#### Data provided ####

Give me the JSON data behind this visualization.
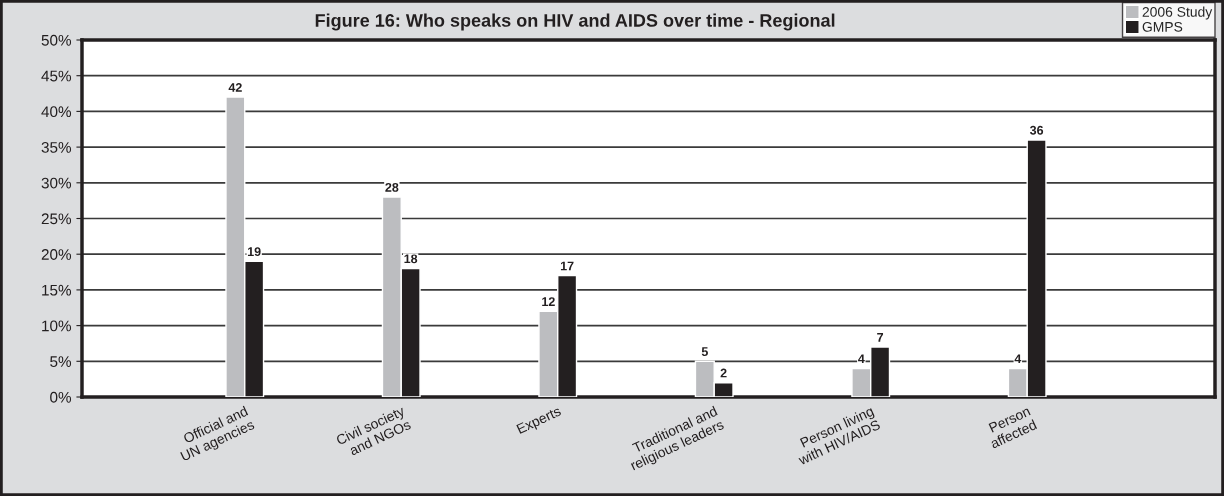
{
  "chart_data": {
    "type": "bar",
    "title": "Figure 16: Who speaks on HIV and AIDS over time - Regional",
    "categories": [
      "Official and\nUN agencies",
      "Civil society\nand NGOs",
      "Experts",
      "Traditional and\nreligious leaders",
      "Person living\nwith HIV/AIDS",
      "Person\naffected"
    ],
    "series": [
      {
        "name": "2006 Study",
        "color": "#bcbdc0",
        "values": [
          42,
          28,
          12,
          5,
          4,
          4
        ]
      },
      {
        "name": "GMPS",
        "color": "#231f20",
        "values": [
          19,
          18,
          17,
          2,
          7,
          36
        ]
      }
    ],
    "data_labels": true,
    "ylim": [
      0,
      50
    ],
    "yticks": [
      {
        "value": 0,
        "label": "0%"
      },
      {
        "value": 5,
        "label": "5%"
      },
      {
        "value": 10,
        "label": "10%"
      },
      {
        "value": 15,
        "label": "15%"
      },
      {
        "value": 20,
        "label": "20%"
      },
      {
        "value": 25,
        "label": "25%"
      },
      {
        "value": 30,
        "label": "30%"
      },
      {
        "value": 35,
        "label": "35%"
      },
      {
        "value": 40,
        "label": "40%"
      },
      {
        "value": 45,
        "label": "45%"
      },
      {
        "value": 50,
        "label": "50%"
      }
    ],
    "grid": "y",
    "legend": "top right"
  }
}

####

## The problem:
Count every line in the data where the string "Person" occurs. Give nothing except the number.

## Response below:
2